[Collected data]
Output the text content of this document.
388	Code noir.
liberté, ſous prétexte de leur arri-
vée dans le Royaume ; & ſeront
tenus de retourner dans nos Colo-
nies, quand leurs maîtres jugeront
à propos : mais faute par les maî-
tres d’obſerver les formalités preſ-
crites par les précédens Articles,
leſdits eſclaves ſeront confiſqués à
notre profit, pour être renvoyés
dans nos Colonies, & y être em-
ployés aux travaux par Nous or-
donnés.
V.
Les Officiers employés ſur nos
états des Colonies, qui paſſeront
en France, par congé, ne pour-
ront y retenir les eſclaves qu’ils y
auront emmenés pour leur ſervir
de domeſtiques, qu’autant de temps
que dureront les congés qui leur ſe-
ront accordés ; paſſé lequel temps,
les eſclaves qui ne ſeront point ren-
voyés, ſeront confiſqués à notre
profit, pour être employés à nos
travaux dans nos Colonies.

#### Task requirements
Filter the data, keeping only the lines that contain "notre".

#### The output
notre profit, pour être renvoyés
voyés, ſeront confiſqués à notre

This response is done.